### Written exercise
Reproduce the lines of the data below word for word, omitting the pictures from your answer.

[Region and label listings]
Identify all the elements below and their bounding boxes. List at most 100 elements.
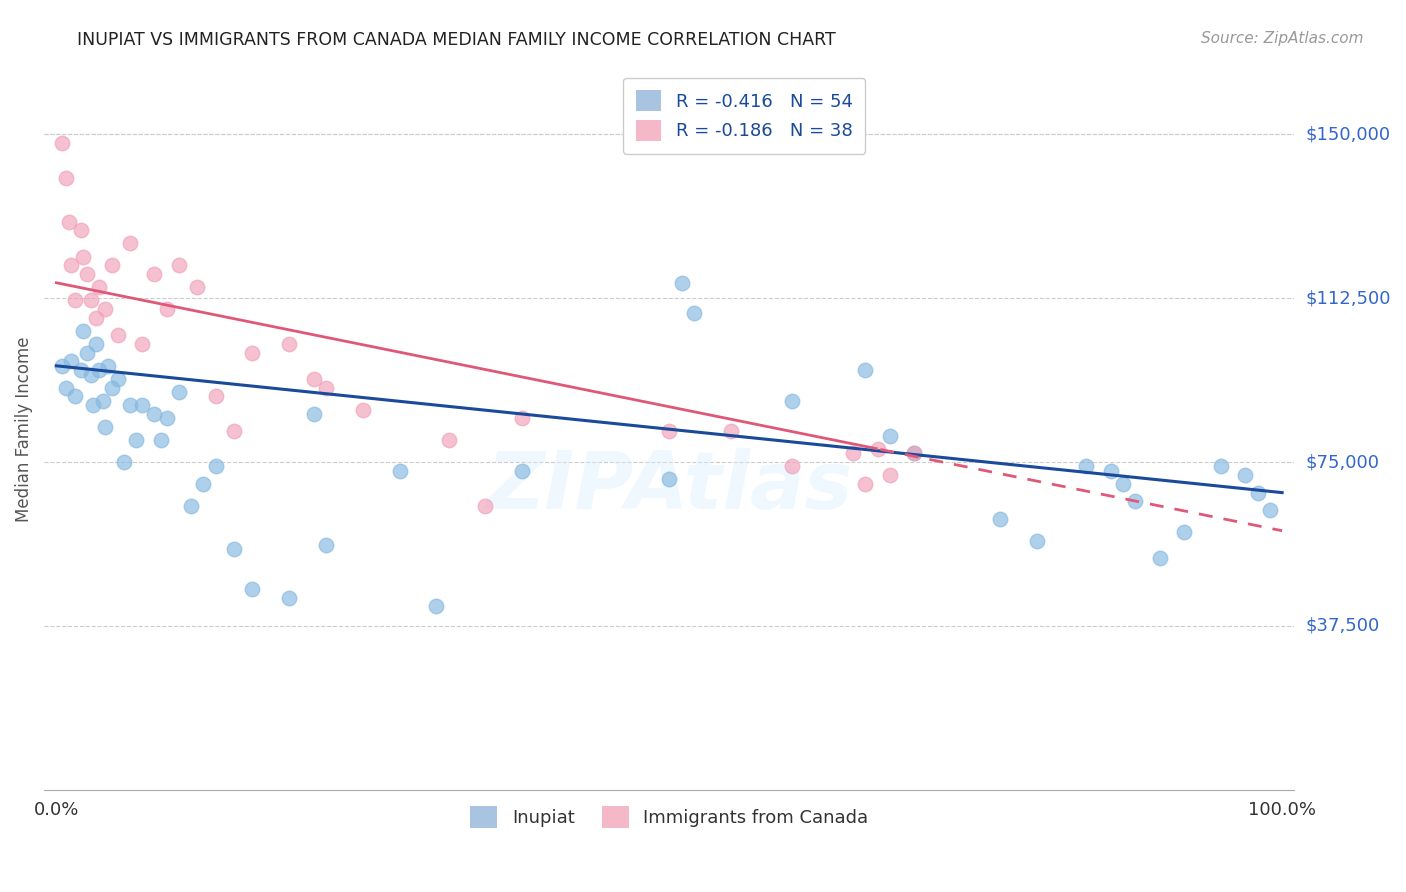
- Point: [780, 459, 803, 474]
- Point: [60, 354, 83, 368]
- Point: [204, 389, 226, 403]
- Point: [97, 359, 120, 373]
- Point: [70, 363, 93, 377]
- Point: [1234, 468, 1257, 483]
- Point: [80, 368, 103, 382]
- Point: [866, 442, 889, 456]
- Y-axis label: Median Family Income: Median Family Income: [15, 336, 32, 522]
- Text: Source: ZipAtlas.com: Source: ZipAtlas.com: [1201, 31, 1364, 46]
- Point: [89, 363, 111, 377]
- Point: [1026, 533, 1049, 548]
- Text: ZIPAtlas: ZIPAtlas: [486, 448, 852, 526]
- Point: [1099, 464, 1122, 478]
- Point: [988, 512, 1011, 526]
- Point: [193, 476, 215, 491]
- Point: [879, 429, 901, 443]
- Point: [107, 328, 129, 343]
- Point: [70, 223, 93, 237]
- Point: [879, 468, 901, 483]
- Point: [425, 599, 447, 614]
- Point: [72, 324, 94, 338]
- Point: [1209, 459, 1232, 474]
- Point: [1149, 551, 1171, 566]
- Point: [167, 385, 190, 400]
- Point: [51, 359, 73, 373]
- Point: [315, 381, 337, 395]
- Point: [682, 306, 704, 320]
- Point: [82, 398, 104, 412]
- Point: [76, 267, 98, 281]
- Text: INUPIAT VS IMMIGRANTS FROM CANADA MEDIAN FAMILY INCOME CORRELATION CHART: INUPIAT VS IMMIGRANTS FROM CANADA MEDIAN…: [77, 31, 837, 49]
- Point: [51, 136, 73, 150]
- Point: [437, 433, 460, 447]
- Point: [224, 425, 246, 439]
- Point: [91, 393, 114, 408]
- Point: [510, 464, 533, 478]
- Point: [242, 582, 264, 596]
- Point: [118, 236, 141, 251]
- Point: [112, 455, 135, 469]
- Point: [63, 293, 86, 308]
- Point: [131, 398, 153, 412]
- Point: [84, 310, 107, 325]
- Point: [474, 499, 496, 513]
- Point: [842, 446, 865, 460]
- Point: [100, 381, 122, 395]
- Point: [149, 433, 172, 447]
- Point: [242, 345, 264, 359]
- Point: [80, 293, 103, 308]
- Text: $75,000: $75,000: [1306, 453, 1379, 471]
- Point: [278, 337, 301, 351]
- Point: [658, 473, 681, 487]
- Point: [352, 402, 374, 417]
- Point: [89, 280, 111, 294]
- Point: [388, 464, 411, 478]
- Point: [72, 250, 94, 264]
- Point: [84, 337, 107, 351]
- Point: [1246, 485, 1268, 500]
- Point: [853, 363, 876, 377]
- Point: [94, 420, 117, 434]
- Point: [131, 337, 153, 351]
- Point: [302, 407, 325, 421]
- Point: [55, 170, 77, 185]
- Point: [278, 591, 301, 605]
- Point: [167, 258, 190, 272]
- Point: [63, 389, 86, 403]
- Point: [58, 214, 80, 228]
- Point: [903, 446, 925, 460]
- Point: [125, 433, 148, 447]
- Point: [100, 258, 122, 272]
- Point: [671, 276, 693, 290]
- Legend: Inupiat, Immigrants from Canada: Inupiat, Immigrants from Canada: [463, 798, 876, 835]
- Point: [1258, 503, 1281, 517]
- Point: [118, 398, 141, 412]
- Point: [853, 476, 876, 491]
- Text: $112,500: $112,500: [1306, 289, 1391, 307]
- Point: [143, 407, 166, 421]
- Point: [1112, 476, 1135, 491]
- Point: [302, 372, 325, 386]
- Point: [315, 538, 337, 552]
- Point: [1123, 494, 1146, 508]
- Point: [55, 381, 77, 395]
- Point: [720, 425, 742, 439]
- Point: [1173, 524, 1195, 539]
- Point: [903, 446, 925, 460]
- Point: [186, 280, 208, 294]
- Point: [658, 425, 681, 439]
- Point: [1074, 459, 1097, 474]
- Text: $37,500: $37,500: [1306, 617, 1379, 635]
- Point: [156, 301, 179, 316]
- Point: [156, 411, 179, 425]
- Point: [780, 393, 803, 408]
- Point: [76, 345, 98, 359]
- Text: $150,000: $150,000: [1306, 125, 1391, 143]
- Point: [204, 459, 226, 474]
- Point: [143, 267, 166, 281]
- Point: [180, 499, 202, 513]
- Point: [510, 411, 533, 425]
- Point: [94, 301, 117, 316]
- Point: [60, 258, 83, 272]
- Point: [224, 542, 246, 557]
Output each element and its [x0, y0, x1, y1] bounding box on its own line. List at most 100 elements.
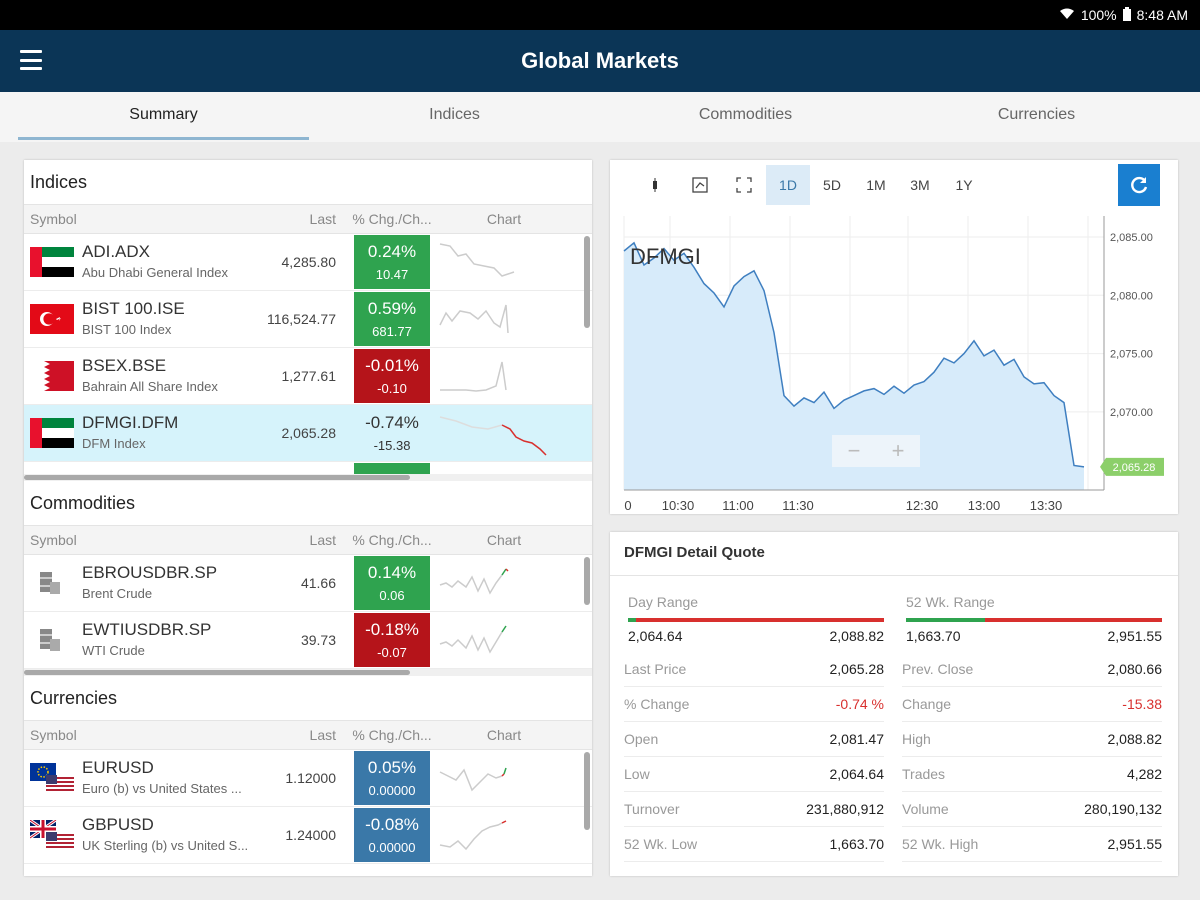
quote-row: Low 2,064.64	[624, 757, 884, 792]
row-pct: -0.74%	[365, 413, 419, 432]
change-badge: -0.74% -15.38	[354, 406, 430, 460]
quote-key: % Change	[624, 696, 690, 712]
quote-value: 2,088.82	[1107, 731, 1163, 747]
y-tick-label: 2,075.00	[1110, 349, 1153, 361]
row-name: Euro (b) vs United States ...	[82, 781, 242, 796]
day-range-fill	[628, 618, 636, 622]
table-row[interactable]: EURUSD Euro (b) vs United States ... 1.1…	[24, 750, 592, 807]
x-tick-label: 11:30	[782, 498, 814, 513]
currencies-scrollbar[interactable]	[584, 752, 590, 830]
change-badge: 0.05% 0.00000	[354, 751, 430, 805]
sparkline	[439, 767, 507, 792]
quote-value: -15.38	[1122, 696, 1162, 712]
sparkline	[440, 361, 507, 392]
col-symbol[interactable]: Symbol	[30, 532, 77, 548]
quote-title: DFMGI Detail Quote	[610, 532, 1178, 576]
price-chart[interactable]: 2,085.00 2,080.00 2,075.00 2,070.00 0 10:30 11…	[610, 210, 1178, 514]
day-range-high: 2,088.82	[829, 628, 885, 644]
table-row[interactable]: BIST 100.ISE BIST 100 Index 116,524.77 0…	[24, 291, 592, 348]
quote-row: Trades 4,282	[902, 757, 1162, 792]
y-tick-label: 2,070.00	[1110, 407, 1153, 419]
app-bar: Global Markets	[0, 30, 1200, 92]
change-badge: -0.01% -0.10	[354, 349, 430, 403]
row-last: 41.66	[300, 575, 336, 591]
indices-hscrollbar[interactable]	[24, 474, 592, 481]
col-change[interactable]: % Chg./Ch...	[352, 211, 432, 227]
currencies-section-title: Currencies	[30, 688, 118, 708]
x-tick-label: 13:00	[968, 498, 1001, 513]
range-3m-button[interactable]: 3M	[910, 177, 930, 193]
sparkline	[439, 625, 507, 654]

### Solution for this task
Identify all the elements below and their bounding boxes. List at most 100 elements.
- Point: [780, 459, 803, 474]
- Point: [60, 354, 83, 368]
- Point: [204, 389, 226, 403]
- Point: [97, 359, 120, 373]
- Point: [70, 363, 93, 377]
- Point: [1234, 468, 1257, 483]
- Point: [80, 368, 103, 382]
- Point: [866, 442, 889, 456]
- Y-axis label: Median Family Income: Median Family Income: [15, 336, 32, 522]
- Text: Source: ZipAtlas.com: Source: ZipAtlas.com: [1201, 31, 1364, 46]
- Point: [89, 363, 111, 377]
- Point: [1026, 533, 1049, 548]
- Text: ZIPAtlas: ZIPAtlas: [486, 448, 852, 526]
- Point: [1099, 464, 1122, 478]
- Point: [988, 512, 1011, 526]
- Point: [193, 476, 215, 491]
- Point: [879, 429, 901, 443]
- Point: [107, 328, 129, 343]
- Point: [70, 223, 93, 237]
- Point: [879, 468, 901, 483]
- Point: [425, 599, 447, 614]
- Point: [72, 324, 94, 338]
- Point: [1209, 459, 1232, 474]
- Point: [1149, 551, 1171, 566]
- Point: [167, 385, 190, 400]
- Point: [51, 359, 73, 373]
- Point: [315, 381, 337, 395]
- Point: [682, 306, 704, 320]
- Point: [82, 398, 104, 412]
- Point: [76, 267, 98, 281]
- Text: INUPIAT VS IMMIGRANTS FROM CANADA MEDIAN FAMILY INCOME CORRELATION CHART: INUPIAT VS IMMIGRANTS FROM CANADA MEDIAN…: [77, 31, 837, 49]
- Point: [51, 136, 73, 150]
- Point: [437, 433, 460, 447]
- Point: [224, 425, 246, 439]
- Point: [91, 393, 114, 408]
- Point: [510, 464, 533, 478]
- Point: [242, 582, 264, 596]
- Point: [118, 236, 141, 251]
- Point: [112, 455, 135, 469]
- Point: [63, 293, 86, 308]
- Point: [131, 398, 153, 412]
- Point: [84, 310, 107, 325]
- Point: [474, 499, 496, 513]
- Point: [842, 446, 865, 460]
- Point: [100, 381, 122, 395]
- Point: [149, 433, 172, 447]
- Point: [242, 345, 264, 359]
- Point: [80, 293, 103, 308]
- Text: $75,000: $75,000: [1306, 453, 1379, 471]
- Point: [278, 337, 301, 351]
- Point: [658, 473, 681, 487]
- Point: [352, 402, 374, 417]
- Point: [89, 280, 111, 294]
- Point: [388, 464, 411, 478]
- Point: [72, 250, 94, 264]
- Point: [84, 337, 107, 351]
- Point: [1246, 485, 1268, 500]
- Point: [853, 363, 876, 377]
- Point: [94, 420, 117, 434]
- Point: [131, 337, 153, 351]
- Point: [302, 407, 325, 421]
- Point: [55, 170, 77, 185]
- Point: [278, 591, 301, 605]
- Point: [167, 258, 190, 272]
- Point: [63, 389, 86, 403]
- Point: [58, 214, 80, 228]
- Point: [903, 446, 925, 460]
- Point: [125, 433, 148, 447]
- Point: [100, 258, 122, 272]
- Point: [671, 276, 693, 290]
- Legend: Inupiat, Immigrants from Canada: Inupiat, Immigrants from Canada: [463, 798, 876, 835]
- Point: [1258, 503, 1281, 517]
- Point: [118, 398, 141, 412]
- Point: [853, 476, 876, 491]
- Text: $112,500: $112,500: [1306, 289, 1391, 307]
- Point: [143, 407, 166, 421]
- Point: [1112, 476, 1135, 491]
- Point: [302, 372, 325, 386]
- Point: [315, 538, 337, 552]
- Point: [1123, 494, 1146, 508]
- Point: [55, 381, 77, 395]
- Point: [720, 425, 742, 439]
- Point: [1173, 524, 1195, 539]
- Point: [903, 446, 925, 460]
- Point: [186, 280, 208, 294]
- Point: [658, 425, 681, 439]
- Point: [1074, 459, 1097, 474]
- Text: $37,500: $37,500: [1306, 617, 1379, 635]
- Point: [156, 301, 179, 316]
- Point: [156, 411, 179, 425]
- Point: [780, 393, 803, 408]
- Point: [76, 345, 98, 359]
- Text: $150,000: $150,000: [1306, 125, 1391, 143]
- Point: [204, 459, 226, 474]
- Point: [143, 267, 166, 281]
- Point: [180, 499, 202, 513]
- Point: [510, 411, 533, 425]
- Point: [94, 301, 117, 316]
- Point: [60, 258, 83, 272]
- Point: [224, 542, 246, 557]
Output each element and its [x0, y0, x1, y1] bounding box on its own line. List at most 100 elements.
quote-row: Low 2,064.64	[624, 757, 884, 792]
row-pct: -0.74%	[365, 413, 419, 432]
change-badge: -0.74% -15.38	[354, 406, 430, 460]
quote-key: % Change	[624, 696, 690, 712]
quote-value: 2,088.82	[1107, 731, 1163, 747]
y-tick-label: 2,075.00	[1110, 349, 1153, 361]
row-name: Euro (b) vs United States ...	[82, 781, 242, 796]
day-range-fill	[628, 618, 636, 622]
table-row[interactable]: EURUSD Euro (b) vs United States ... 1.1…	[24, 750, 592, 807]
x-tick-label: 11:30	[782, 498, 814, 513]
currencies-scrollbar[interactable]	[584, 752, 590, 830]
change-badge: 0.05% 0.00000	[354, 751, 430, 805]
sparkline	[439, 767, 507, 792]
quote-value: -15.38	[1122, 696, 1162, 712]
sparkline	[440, 361, 507, 392]
col-symbol[interactable]: Symbol	[30, 532, 77, 548]
quote-title: DFMGI Detail Quote	[610, 532, 1178, 576]
price-chart[interactable]: 2,085.00 2,080.00 2,075.00 2,070.00 0 10:30 11…	[610, 210, 1178, 514]
day-range-high: 2,088.82	[829, 628, 885, 644]
table-row[interactable]: BIST 100.ISE BIST 100 Index 116,524.77 0…	[24, 291, 592, 348]
quote-row: Trades 4,282	[902, 757, 1162, 792]
y-tick-label: 2,070.00	[1110, 407, 1153, 419]
app-bar: Global Markets	[0, 30, 1200, 92]
change-badge: -0.01% -0.10	[354, 349, 430, 403]
row-last: 41.66	[300, 575, 336, 591]
indices-hscrollbar[interactable]	[24, 474, 592, 481]
col-change[interactable]: % Chg./Ch...	[352, 211, 432, 227]
currencies-section-title: Currencies	[30, 688, 118, 708]
x-tick-label: 13:00	[968, 498, 1001, 513]
range-3m-button[interactable]: 3M	[910, 177, 930, 193]
sparkline	[439, 625, 507, 654]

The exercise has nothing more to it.